Begin

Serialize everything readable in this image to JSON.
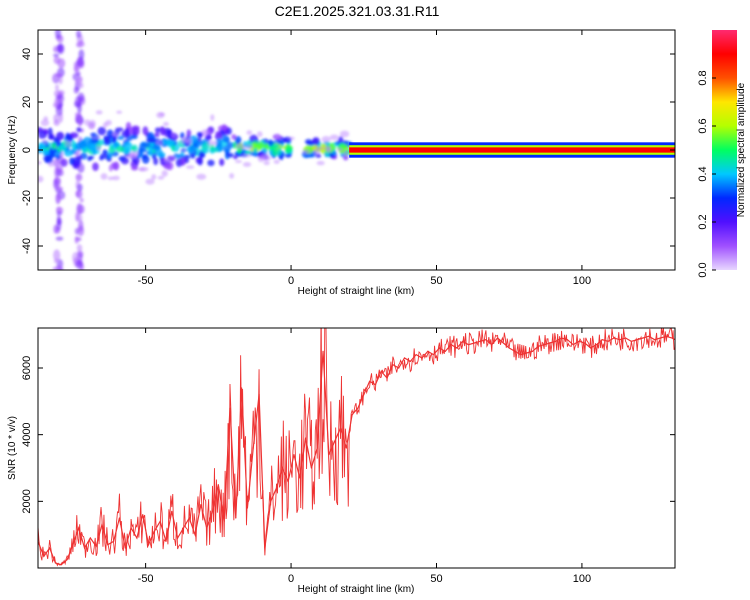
{
  "title": "C2E1.2025.321.03.31.R11",
  "chart_data": [
    {
      "type": "heatmap",
      "title": "C2E1.2025.321.03.31.R11",
      "xlabel": "Height of straight line (km)",
      "ylabel": "Frequency (Hz)",
      "xlim": [
        -87,
        132
      ],
      "ylim": [
        -50,
        50
      ],
      "x_ticks": [
        -50,
        0,
        50,
        100
      ],
      "x_tick_labels": [
        "-50",
        "0",
        "50",
        "100"
      ],
      "y_ticks": [
        -40,
        -20,
        0,
        20,
        40
      ],
      "y_tick_labels": [
        "-40",
        "-20",
        "0",
        "20",
        "40"
      ],
      "colorbar": {
        "label": "Normalized spectral amplitude",
        "range": [
          0,
          1
        ],
        "ticks": [
          0.0,
          0.2,
          0.4,
          0.6,
          0.8
        ],
        "tick_labels": [
          "0.0",
          "0.2",
          "0.4",
          "0.6",
          "0.8"
        ],
        "colormap": [
          "#e8d6ff",
          "#a050ff",
          "#5010ff",
          "#0028ff",
          "#00c8ff",
          "#00ff60",
          "#b4ff00",
          "#ffe600",
          "#ff5000",
          "#ff0000",
          "#ff2a70"
        ]
      },
      "bands": [
        {
          "x_start": -87,
          "x_end": -20,
          "f_center": 1,
          "f_halfwidth": 6,
          "amplitude": 0.35
        },
        {
          "x_start": -20,
          "x_end": 0,
          "f_center": 1,
          "f_halfwidth": 3,
          "amplitude": 0.5
        },
        {
          "x_start": 5,
          "x_end": 20,
          "f_center": 0.5,
          "f_halfwidth": 2.5,
          "amplitude": 0.55
        },
        {
          "x_start": 20,
          "x_end": 132,
          "f_center": 0,
          "f_halfwidth": 1,
          "amplitude": 0.95
        }
      ],
      "vertical_streaks": [
        {
          "x": -80,
          "f_min": -50,
          "f_max": 50
        },
        {
          "x": -73,
          "f_min": -50,
          "f_max": 50
        }
      ]
    },
    {
      "type": "line",
      "xlabel": "Height of straight line (km)",
      "ylabel": "SNR (10 * v/v)",
      "xlim": [
        -87,
        132
      ],
      "ylim": [
        0,
        7200
      ],
      "x_ticks": [
        -50,
        0,
        50,
        100
      ],
      "x_tick_labels": [
        "-50",
        "0",
        "50",
        "100"
      ],
      "y_ticks": [
        2000,
        4000,
        6000
      ],
      "y_tick_labels": [
        "2000",
        "4000",
        "6000"
      ],
      "color": "#ee3333",
      "x": [
        -87,
        -85,
        -83,
        -81,
        -79,
        -77,
        -75,
        -73,
        -71,
        -69,
        -67,
        -65,
        -63,
        -61,
        -59,
        -57,
        -55,
        -53,
        -51,
        -49,
        -47,
        -45,
        -43,
        -41,
        -39,
        -37,
        -35,
        -33,
        -31,
        -29,
        -27,
        -25,
        -23,
        -21,
        -19,
        -17,
        -15,
        -13,
        -11,
        -9,
        -7,
        -5,
        -3,
        -1,
        1,
        3,
        5,
        7,
        9,
        11,
        13,
        15,
        17,
        19,
        21,
        23,
        25,
        27,
        29,
        31,
        33,
        35,
        37,
        39,
        41,
        43,
        45,
        47,
        49,
        51,
        53,
        55,
        57,
        59,
        61,
        63,
        65,
        67,
        69,
        71,
        73,
        75,
        77,
        79,
        81,
        83,
        85,
        87,
        89,
        91,
        93,
        95,
        97,
        99,
        101,
        103,
        105,
        107,
        109,
        111,
        113,
        115,
        117,
        119,
        121,
        123,
        125,
        127,
        129,
        131,
        132
      ],
      "y": [
        800,
        350,
        600,
        150,
        100,
        250,
        700,
        1200,
        600,
        900,
        650,
        1300,
        700,
        800,
        1500,
        600,
        1200,
        900,
        1600,
        700,
        1100,
        1400,
        800,
        1700,
        900,
        1200,
        1500,
        1000,
        1900,
        1200,
        1700,
        2500,
        1400,
        4800,
        1500,
        5400,
        1800,
        3600,
        5200,
        600,
        2000,
        2400,
        3000,
        2600,
        3400,
        2700,
        3900,
        3000,
        3600,
        6500,
        3400,
        3800,
        4200,
        3600,
        4600,
        4800,
        5200,
        5600,
        5500,
        5900,
        5700,
        6100,
        6000,
        6300,
        6200,
        6400,
        6300,
        6500,
        6400,
        6600,
        6500,
        6700,
        6600,
        6800,
        6700,
        6750,
        6800,
        6850,
        6700,
        6900,
        6750,
        6600,
        6500,
        6400,
        6450,
        6500,
        6650,
        6700,
        6750,
        6800,
        6900,
        6850,
        6700,
        6800,
        6750,
        6600,
        6700,
        6850,
        6800,
        6900,
        6850,
        6900,
        6800,
        6850,
        6900,
        6950,
        6850,
        6900,
        6950,
        6900,
        6850
      ]
    }
  ]
}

End

GOAL:
Copy the entries above faithfully and omit every image.

COMPLETE ANSWER:
Serialize everything readable in this image to JSON.
{
  "title": "C2E1.2025.321.03.31.R11",
  "chart_data": [
    {
      "type": "heatmap",
      "title": "C2E1.2025.321.03.31.R11",
      "xlabel": "Height of straight line (km)",
      "ylabel": "Frequency (Hz)",
      "xlim": [
        -87,
        132
      ],
      "ylim": [
        -50,
        50
      ],
      "x_ticks": [
        -50,
        0,
        50,
        100
      ],
      "x_tick_labels": [
        "-50",
        "0",
        "50",
        "100"
      ],
      "y_ticks": [
        -40,
        -20,
        0,
        20,
        40
      ],
      "y_tick_labels": [
        "-40",
        "-20",
        "0",
        "20",
        "40"
      ],
      "colorbar": {
        "label": "Normalized spectral amplitude",
        "range": [
          0,
          1
        ],
        "ticks": [
          0.0,
          0.2,
          0.4,
          0.6,
          0.8
        ],
        "tick_labels": [
          "0.0",
          "0.2",
          "0.4",
          "0.6",
          "0.8"
        ],
        "colormap": [
          "#e8d6ff",
          "#a050ff",
          "#5010ff",
          "#0028ff",
          "#00c8ff",
          "#00ff60",
          "#b4ff00",
          "#ffe600",
          "#ff5000",
          "#ff0000",
          "#ff2a70"
        ]
      },
      "bands": [
        {
          "x_start": -87,
          "x_end": -20,
          "f_center": 1,
          "f_halfwidth": 6,
          "amplitude": 0.35
        },
        {
          "x_start": -20,
          "x_end": 0,
          "f_center": 1,
          "f_halfwidth": 3,
          "amplitude": 0.5
        },
        {
          "x_start": 5,
          "x_end": 20,
          "f_center": 0.5,
          "f_halfwidth": 2.5,
          "amplitude": 0.55
        },
        {
          "x_start": 20,
          "x_end": 132,
          "f_center": 0,
          "f_halfwidth": 1,
          "amplitude": 0.95
        }
      ],
      "vertical_streaks": [
        {
          "x": -80,
          "f_min": -50,
          "f_max": 50
        },
        {
          "x": -73,
          "f_min": -50,
          "f_max": 50
        }
      ]
    },
    {
      "type": "line",
      "xlabel": "Height of straight line (km)",
      "ylabel": "SNR (10 * v/v)",
      "xlim": [
        -87,
        132
      ],
      "ylim": [
        0,
        7200
      ],
      "x_ticks": [
        -50,
        0,
        50,
        100
      ],
      "x_tick_labels": [
        "-50",
        "0",
        "50",
        "100"
      ],
      "y_ticks": [
        2000,
        4000,
        6000
      ],
      "y_tick_labels": [
        "2000",
        "4000",
        "6000"
      ],
      "color": "#ee3333",
      "x": [
        -87,
        -85,
        -83,
        -81,
        -79,
        -77,
        -75,
        -73,
        -71,
        -69,
        -67,
        -65,
        -63,
        -61,
        -59,
        -57,
        -55,
        -53,
        -51,
        -49,
        -47,
        -45,
        -43,
        -41,
        -39,
        -37,
        -35,
        -33,
        -31,
        -29,
        -27,
        -25,
        -23,
        -21,
        -19,
        -17,
        -15,
        -13,
        -11,
        -9,
        -7,
        -5,
        -3,
        -1,
        1,
        3,
        5,
        7,
        9,
        11,
        13,
        15,
        17,
        19,
        21,
        23,
        25,
        27,
        29,
        31,
        33,
        35,
        37,
        39,
        41,
        43,
        45,
        47,
        49,
        51,
        53,
        55,
        57,
        59,
        61,
        63,
        65,
        67,
        69,
        71,
        73,
        75,
        77,
        79,
        81,
        83,
        85,
        87,
        89,
        91,
        93,
        95,
        97,
        99,
        101,
        103,
        105,
        107,
        109,
        111,
        113,
        115,
        117,
        119,
        121,
        123,
        125,
        127,
        129,
        131,
        132
      ],
      "y": [
        800,
        350,
        600,
        150,
        100,
        250,
        700,
        1200,
        600,
        900,
        650,
        1300,
        700,
        800,
        1500,
        600,
        1200,
        900,
        1600,
        700,
        1100,
        1400,
        800,
        1700,
        900,
        1200,
        1500,
        1000,
        1900,
        1200,
        1700,
        2500,
        1400,
        4800,
        1500,
        5400,
        1800,
        3600,
        5200,
        600,
        2000,
        2400,
        3000,
        2600,
        3400,
        2700,
        3900,
        3000,
        3600,
        6500,
        3400,
        3800,
        4200,
        3600,
        4600,
        4800,
        5200,
        5600,
        5500,
        5900,
        5700,
        6100,
        6000,
        6300,
        6200,
        6400,
        6300,
        6500,
        6400,
        6600,
        6500,
        6700,
        6600,
        6800,
        6700,
        6750,
        6800,
        6850,
        6700,
        6900,
        6750,
        6600,
        6500,
        6400,
        6450,
        6500,
        6650,
        6700,
        6750,
        6800,
        6900,
        6850,
        6700,
        6800,
        6750,
        6600,
        6700,
        6850,
        6800,
        6900,
        6850,
        6900,
        6800,
        6850,
        6900,
        6950,
        6850,
        6900,
        6950,
        6900,
        6850
      ]
    }
  ]
}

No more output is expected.